[REQUIRED WORK] Write out every line of the listing below word for word, changing nothing.

[RECORDED DATA]
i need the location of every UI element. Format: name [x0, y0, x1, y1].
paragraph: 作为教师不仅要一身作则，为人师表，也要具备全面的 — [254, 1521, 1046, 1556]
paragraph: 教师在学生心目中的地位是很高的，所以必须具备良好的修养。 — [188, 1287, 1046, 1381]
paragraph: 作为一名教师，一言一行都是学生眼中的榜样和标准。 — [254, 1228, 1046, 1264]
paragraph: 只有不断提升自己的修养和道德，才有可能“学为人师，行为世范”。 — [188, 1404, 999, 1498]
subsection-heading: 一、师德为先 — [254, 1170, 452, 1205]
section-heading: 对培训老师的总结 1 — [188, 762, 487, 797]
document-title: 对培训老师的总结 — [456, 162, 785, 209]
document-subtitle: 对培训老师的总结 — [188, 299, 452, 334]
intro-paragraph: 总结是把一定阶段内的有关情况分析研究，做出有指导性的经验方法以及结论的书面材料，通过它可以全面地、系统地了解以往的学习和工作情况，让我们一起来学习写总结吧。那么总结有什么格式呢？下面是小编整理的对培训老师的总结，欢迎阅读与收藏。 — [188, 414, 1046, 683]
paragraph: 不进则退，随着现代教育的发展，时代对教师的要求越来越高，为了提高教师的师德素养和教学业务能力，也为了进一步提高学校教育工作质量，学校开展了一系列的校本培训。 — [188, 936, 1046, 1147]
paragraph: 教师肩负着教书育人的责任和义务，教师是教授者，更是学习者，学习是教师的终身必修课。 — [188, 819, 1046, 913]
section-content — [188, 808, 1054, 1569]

[FINAL RESULT]
i need the location of every UI element. Format: name [x0, y0, x1, y1].
paragraph: 作为教师不仅要一身作则，为人师表，也要具备全面的 — [254, 1521, 1046, 1556]
paragraph: 教师在学生心目中的地位是很高的，所以必须具备良好的修养。 — [188, 1287, 1046, 1381]
paragraph: 作为一名教师，一言一行都是学生眼中的榜样和标准。 — [254, 1228, 1046, 1264]
paragraph: 只有不断提升自己的修养和道德，才有可能“学为人师，行为世范”。 — [188, 1404, 999, 1498]
subsection-heading: 一、师德为先 — [254, 1170, 452, 1205]
section-heading: 对培训老师的总结 1 — [188, 762, 487, 797]
document-title: 对培训老师的总结 — [456, 162, 785, 209]
document-subtitle: 对培训老师的总结 — [188, 299, 452, 334]
intro-paragraph: 总结是把一定阶段内的有关情况分析研究，做出有指导性的经验方法以及结论的书面材料，通过它可以全面地、系统地了解以往的学习和工作情况，让我们一起来学习写总结吧。那么总结有什么格式呢？下面是小编整理的对培训老师的总结，欢迎阅读与收藏。 — [188, 414, 1046, 683]
paragraph: 不进则退，随着现代教育的发展，时代对教师的要求越来越高，为了提高教师的师德素养和教学业务能力，也为了进一步提高学校教育工作质量，学校开展了一系列的校本培训。 — [188, 936, 1046, 1147]
paragraph: 教师肩负着教书育人的责任和义务，教师是教授者，更是学习者，学习是教师的终身必修课。 — [188, 819, 1046, 913]
section-content — [188, 808, 1054, 1569]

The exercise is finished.